REQUIRED TASK:
Retype every line of the listing below without any changes, leaving out the pictures.

EXTRACTED ENTRIES:
* * *

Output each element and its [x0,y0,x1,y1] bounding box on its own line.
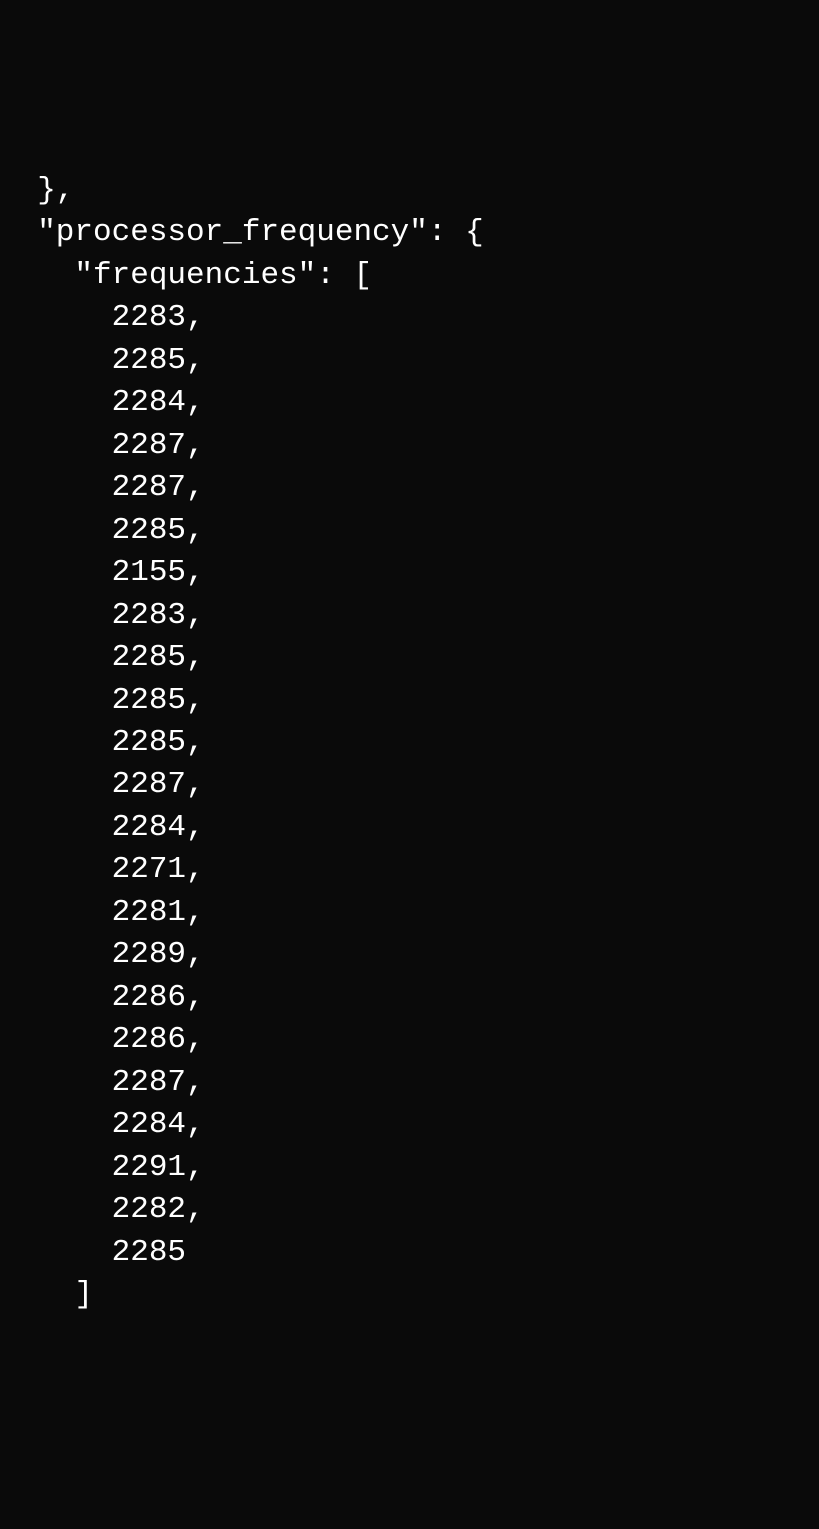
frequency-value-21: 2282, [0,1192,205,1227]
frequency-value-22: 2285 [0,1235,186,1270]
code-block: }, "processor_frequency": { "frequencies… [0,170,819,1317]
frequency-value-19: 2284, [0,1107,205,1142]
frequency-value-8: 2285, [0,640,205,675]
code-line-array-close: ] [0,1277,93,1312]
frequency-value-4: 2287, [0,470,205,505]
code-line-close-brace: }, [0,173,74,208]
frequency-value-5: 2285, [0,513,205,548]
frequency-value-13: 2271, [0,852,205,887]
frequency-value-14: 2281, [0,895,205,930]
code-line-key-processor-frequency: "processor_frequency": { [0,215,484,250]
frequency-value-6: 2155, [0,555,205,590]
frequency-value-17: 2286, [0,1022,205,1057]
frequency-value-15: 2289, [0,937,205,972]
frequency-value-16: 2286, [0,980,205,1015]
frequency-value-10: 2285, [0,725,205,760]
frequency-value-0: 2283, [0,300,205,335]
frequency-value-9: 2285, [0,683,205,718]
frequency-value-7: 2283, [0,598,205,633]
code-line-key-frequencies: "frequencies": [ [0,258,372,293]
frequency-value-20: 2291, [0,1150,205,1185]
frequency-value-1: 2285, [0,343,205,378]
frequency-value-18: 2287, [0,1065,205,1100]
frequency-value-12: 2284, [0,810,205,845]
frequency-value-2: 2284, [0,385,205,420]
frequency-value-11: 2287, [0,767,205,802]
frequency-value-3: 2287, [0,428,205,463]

* * *

EXERCISE SOLUTION:
Output each element and its [x0,y0,x1,y1] bounding box on its own line.
frequency-value-21: 2282, [0,1192,205,1227]
frequency-value-22: 2285 [0,1235,186,1270]
code-block: }, "processor_frequency": { "frequencies… [0,170,819,1317]
frequency-value-19: 2284, [0,1107,205,1142]
frequency-value-8: 2285, [0,640,205,675]
code-line-array-close: ] [0,1277,93,1312]
frequency-value-4: 2287, [0,470,205,505]
code-line-close-brace: }, [0,173,74,208]
frequency-value-5: 2285, [0,513,205,548]
frequency-value-13: 2271, [0,852,205,887]
frequency-value-14: 2281, [0,895,205,930]
code-line-key-processor-frequency: "processor_frequency": { [0,215,484,250]
frequency-value-6: 2155, [0,555,205,590]
frequency-value-17: 2286, [0,1022,205,1057]
frequency-value-15: 2289, [0,937,205,972]
frequency-value-16: 2286, [0,980,205,1015]
frequency-value-10: 2285, [0,725,205,760]
frequency-value-0: 2283, [0,300,205,335]
frequency-value-9: 2285, [0,683,205,718]
frequency-value-7: 2283, [0,598,205,633]
code-line-key-frequencies: "frequencies": [ [0,258,372,293]
frequency-value-20: 2291, [0,1150,205,1185]
frequency-value-1: 2285, [0,343,205,378]
frequency-value-18: 2287, [0,1065,205,1100]
frequency-value-12: 2284, [0,810,205,845]
frequency-value-2: 2284, [0,385,205,420]
frequency-value-11: 2287, [0,767,205,802]
frequency-value-3: 2287, [0,428,205,463]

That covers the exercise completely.